**To do**
Give the data a second time, exactly and in full.

>> Begin Raw data

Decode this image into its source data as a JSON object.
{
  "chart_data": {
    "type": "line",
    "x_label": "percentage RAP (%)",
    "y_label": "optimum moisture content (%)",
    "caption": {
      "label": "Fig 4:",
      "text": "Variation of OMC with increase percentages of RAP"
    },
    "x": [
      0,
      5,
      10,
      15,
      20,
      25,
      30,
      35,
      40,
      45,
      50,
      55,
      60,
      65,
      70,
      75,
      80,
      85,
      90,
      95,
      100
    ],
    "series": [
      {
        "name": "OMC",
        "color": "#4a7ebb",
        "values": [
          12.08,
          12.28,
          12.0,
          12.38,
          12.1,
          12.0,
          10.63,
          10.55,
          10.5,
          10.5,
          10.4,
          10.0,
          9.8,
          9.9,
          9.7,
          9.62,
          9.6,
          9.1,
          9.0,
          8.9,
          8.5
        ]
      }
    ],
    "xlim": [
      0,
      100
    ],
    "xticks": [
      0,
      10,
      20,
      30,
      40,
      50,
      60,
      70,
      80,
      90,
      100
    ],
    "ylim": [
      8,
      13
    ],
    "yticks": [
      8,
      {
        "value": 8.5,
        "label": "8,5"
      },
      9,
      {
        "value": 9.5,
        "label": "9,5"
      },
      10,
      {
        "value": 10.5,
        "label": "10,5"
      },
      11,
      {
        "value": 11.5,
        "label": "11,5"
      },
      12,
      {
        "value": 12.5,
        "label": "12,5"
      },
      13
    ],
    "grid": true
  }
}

>> End Raw data

**Solution to this task**
Decode this image into its source data as a JSON object.
{
  "chart_data": {
    "type": "line",
    "x_label": "percentage RAP (%)",
    "y_label": "optimum moisture content (%)",
    "caption": {
      "label": "Fig 4:",
      "text": "Variation of OMC with increase percentages of RAP"
    },
    "x": [
      0,
      5,
      10,
      15,
      20,
      25,
      30,
      35,
      40,
      45,
      50,
      55,
      60,
      65,
      70,
      75,
      80,
      85,
      90,
      95,
      100
    ],
    "series": [
      {
        "name": "OMC",
        "color": "#4a7ebb",
        "values": [
          12.08,
          12.28,
          12.0,
          12.38,
          12.1,
          12.0,
          10.63,
          10.55,
          10.5,
          10.5,
          10.4,
          10.0,
          9.8,
          9.9,
          9.7,
          9.62,
          9.6,
          9.1,
          9.0,
          8.9,
          8.5
        ]
      }
    ],
    "xlim": [
      0,
      100
    ],
    "xticks": [
      0,
      10,
      20,
      30,
      40,
      50,
      60,
      70,
      80,
      90,
      100
    ],
    "ylim": [
      8,
      13
    ],
    "yticks": [
      8,
      {
        "value": 8.5,
        "label": "8,5"
      },
      9,
      {
        "value": 9.5,
        "label": "9,5"
      },
      10,
      {
        "value": 10.5,
        "label": "10,5"
      },
      11,
      {
        "value": 11.5,
        "label": "11,5"
      },
      12,
      {
        "value": 12.5,
        "label": "12,5"
      },
      13
    ],
    "grid": true
  }
}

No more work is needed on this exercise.